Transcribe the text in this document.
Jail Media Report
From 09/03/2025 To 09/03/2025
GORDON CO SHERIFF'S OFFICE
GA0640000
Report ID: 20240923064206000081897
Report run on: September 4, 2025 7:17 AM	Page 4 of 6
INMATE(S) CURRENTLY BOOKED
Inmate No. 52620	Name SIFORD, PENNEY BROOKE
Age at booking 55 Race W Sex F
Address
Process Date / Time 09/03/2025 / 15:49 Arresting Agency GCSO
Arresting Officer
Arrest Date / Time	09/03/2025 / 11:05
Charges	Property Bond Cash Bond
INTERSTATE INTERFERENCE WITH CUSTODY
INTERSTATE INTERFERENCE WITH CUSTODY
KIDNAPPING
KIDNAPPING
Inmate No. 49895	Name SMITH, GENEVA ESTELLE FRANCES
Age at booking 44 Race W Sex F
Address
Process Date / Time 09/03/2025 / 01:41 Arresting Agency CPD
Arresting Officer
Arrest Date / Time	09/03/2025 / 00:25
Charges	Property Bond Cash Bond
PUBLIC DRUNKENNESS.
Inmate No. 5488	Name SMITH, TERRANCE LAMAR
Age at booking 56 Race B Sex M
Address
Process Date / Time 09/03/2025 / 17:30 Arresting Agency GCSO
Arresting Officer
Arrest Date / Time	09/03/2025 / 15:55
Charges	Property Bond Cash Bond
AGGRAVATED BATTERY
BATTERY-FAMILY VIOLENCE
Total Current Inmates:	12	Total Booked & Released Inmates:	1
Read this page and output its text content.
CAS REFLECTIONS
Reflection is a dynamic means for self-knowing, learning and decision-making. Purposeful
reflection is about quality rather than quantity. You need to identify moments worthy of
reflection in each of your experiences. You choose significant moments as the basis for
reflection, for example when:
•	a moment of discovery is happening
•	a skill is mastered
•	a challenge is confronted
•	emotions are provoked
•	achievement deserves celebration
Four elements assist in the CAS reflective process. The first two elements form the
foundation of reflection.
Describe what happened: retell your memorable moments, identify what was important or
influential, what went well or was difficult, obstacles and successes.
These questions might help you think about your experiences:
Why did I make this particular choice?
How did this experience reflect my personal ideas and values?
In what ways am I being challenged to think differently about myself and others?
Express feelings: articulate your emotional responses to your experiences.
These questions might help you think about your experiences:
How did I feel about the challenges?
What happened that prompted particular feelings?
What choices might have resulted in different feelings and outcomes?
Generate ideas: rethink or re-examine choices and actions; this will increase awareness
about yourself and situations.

Aim of the exercise:
Read the lines above. Gather those in which the string "happened" is found.

Written response:
Describe what happened: retell your memorable moments, identify what was important or
What happened that prompted particular feelings?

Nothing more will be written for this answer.